> **Work to be completed**:
Only a number is wanted: how many lines in the listing contain the word "this"?

====================

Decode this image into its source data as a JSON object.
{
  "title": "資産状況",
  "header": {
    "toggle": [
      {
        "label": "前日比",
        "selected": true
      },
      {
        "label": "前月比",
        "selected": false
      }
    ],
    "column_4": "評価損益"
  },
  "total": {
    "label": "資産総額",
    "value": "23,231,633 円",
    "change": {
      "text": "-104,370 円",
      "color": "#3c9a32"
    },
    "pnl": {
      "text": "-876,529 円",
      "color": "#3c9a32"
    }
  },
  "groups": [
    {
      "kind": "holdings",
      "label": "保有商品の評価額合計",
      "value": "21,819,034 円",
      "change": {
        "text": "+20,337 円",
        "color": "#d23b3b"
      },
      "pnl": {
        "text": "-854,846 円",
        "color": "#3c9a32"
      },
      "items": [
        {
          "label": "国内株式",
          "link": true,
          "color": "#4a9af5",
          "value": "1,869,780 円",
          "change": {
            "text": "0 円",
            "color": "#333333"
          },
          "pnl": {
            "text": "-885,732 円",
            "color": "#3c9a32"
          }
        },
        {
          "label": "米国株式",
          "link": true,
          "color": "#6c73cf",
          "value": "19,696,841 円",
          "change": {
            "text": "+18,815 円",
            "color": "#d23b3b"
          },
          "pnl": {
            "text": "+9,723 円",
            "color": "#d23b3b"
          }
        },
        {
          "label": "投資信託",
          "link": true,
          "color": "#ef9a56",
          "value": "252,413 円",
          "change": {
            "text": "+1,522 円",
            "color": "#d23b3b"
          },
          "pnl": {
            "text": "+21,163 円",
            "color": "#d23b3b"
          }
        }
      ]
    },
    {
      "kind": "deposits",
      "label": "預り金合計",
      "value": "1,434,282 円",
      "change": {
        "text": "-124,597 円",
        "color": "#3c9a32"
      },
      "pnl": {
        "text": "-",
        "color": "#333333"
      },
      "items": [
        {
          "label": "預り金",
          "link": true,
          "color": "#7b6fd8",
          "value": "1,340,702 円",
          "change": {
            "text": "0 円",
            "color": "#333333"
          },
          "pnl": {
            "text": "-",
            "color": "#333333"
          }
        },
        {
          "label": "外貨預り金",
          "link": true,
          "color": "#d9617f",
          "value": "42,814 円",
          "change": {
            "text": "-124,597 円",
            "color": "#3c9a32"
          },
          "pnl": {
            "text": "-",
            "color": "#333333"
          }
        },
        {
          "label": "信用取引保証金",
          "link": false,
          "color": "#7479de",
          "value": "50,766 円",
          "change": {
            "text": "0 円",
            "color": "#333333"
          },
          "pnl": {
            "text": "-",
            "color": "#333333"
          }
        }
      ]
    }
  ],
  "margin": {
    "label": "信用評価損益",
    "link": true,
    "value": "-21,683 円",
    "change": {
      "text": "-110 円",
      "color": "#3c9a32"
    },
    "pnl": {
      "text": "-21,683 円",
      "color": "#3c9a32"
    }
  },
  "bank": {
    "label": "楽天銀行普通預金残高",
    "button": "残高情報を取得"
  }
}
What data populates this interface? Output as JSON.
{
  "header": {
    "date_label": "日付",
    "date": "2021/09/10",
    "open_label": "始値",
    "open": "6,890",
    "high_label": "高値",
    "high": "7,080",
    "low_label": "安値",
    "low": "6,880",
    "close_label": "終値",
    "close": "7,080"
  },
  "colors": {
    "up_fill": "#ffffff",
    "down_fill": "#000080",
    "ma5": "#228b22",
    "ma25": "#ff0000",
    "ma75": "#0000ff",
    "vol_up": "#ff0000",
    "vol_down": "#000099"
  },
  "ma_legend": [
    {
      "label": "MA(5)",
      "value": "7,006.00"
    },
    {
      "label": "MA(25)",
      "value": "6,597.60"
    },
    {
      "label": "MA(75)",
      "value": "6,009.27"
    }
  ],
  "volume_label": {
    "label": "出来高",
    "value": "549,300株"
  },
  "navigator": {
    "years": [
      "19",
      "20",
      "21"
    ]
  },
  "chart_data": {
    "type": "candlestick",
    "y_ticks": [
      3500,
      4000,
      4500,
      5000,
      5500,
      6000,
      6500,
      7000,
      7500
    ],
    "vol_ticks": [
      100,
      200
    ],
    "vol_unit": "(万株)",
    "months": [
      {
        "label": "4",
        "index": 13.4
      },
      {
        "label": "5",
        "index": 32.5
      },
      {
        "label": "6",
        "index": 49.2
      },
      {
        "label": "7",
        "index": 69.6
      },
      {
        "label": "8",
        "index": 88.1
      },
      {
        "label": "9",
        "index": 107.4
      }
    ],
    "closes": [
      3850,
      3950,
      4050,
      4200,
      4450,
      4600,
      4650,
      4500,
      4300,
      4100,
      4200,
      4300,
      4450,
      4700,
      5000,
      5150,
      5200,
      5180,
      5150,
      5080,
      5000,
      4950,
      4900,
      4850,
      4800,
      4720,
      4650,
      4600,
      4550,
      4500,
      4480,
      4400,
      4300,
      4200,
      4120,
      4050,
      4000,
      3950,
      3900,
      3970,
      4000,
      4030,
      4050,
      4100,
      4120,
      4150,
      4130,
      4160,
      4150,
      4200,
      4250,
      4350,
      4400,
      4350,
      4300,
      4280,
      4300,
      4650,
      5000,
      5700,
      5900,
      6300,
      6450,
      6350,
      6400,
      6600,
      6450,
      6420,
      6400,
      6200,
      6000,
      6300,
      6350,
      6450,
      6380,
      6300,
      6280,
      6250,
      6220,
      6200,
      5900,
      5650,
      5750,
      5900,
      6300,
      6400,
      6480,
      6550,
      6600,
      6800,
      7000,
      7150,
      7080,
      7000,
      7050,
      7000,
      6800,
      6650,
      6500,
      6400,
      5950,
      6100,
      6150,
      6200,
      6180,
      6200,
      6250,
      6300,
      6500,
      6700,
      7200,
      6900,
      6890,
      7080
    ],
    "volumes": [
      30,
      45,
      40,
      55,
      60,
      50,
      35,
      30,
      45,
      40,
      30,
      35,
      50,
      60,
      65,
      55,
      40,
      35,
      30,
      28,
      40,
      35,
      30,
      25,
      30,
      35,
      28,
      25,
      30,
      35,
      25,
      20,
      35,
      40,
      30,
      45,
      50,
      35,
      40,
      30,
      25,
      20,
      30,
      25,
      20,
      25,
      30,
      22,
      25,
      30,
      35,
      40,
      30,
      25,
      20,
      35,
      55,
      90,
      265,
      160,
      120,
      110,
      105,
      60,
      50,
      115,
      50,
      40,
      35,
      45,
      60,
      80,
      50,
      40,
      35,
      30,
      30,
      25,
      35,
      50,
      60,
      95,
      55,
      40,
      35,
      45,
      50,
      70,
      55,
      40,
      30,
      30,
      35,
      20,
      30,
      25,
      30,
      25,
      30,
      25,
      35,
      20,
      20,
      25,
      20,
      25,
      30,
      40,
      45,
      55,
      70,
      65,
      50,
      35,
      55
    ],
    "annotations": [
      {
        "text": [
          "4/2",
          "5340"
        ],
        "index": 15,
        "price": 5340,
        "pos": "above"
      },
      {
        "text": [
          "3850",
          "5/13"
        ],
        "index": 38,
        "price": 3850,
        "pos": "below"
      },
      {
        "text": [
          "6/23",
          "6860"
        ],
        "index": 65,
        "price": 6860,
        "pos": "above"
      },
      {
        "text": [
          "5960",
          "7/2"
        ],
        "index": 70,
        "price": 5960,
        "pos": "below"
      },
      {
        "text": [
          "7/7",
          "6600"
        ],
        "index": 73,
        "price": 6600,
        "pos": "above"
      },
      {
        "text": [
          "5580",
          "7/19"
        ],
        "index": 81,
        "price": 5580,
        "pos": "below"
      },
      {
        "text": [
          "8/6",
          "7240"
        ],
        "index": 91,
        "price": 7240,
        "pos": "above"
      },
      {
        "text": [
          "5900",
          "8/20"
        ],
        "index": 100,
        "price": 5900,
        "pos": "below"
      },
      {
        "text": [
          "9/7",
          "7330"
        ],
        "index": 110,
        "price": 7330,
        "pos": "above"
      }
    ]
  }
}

====================

> **Task response**:
2